* **Short exercise**: Your job is to restate each entry word for word.

* **Information supplied**:
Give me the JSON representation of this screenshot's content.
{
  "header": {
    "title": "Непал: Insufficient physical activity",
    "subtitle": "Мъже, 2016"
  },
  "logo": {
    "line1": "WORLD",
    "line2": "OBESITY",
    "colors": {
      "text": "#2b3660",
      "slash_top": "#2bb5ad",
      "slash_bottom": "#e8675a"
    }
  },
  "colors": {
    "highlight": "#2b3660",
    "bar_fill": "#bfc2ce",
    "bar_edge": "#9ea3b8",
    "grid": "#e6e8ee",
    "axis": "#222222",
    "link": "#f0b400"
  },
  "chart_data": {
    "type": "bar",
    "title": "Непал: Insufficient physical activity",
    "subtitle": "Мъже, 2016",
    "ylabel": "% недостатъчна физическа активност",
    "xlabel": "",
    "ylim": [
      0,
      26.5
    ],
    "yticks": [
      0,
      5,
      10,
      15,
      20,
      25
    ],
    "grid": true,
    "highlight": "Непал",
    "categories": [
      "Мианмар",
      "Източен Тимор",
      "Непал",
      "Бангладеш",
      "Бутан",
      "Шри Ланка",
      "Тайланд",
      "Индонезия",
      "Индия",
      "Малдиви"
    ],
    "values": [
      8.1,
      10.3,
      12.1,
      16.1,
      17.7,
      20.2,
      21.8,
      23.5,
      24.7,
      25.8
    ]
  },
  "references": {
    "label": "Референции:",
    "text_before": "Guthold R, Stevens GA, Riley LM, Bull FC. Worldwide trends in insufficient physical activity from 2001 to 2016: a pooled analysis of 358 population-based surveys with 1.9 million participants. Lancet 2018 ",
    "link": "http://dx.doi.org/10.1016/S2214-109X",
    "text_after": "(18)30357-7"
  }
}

* **Answer for this exercise**:
Give me the JSON representation of this screenshot's content.
{
  "header": {
    "title": "Непал: Insufficient physical activity",
    "subtitle": "Мъже, 2016"
  },
  "logo": {
    "line1": "WORLD",
    "line2": "OBESITY",
    "colors": {
      "text": "#2b3660",
      "slash_top": "#2bb5ad",
      "slash_bottom": "#e8675a"
    }
  },
  "colors": {
    "highlight": "#2b3660",
    "bar_fill": "#bfc2ce",
    "bar_edge": "#9ea3b8",
    "grid": "#e6e8ee",
    "axis": "#222222",
    "link": "#f0b400"
  },
  "chart_data": {
    "type": "bar",
    "title": "Непал: Insufficient physical activity",
    "subtitle": "Мъже, 2016",
    "ylabel": "% недостатъчна физическа активност",
    "xlabel": "",
    "ylim": [
      0,
      26.5
    ],
    "yticks": [
      0,
      5,
      10,
      15,
      20,
      25
    ],
    "grid": true,
    "highlight": "Непал",
    "categories": [
      "Мианмар",
      "Източен Тимор",
      "Непал",
      "Бангладеш",
      "Бутан",
      "Шри Ланка",
      "Тайланд",
      "Индонезия",
      "Индия",
      "Малдиви"
    ],
    "values": [
      8.1,
      10.3,
      12.1,
      16.1,
      17.7,
      20.2,
      21.8,
      23.5,
      24.7,
      25.8
    ]
  },
  "references": {
    "label": "Референции:",
    "text_before": "Guthold R, Stevens GA, Riley LM, Bull FC. Worldwide trends in insufficient physical activity from 2001 to 2016: a pooled analysis of 358 population-based surveys with 1.9 million participants. Lancet 2018 ",
    "link": "http://dx.doi.org/10.1016/S2214-109X",
    "text_after": "(18)30357-7"
  }
}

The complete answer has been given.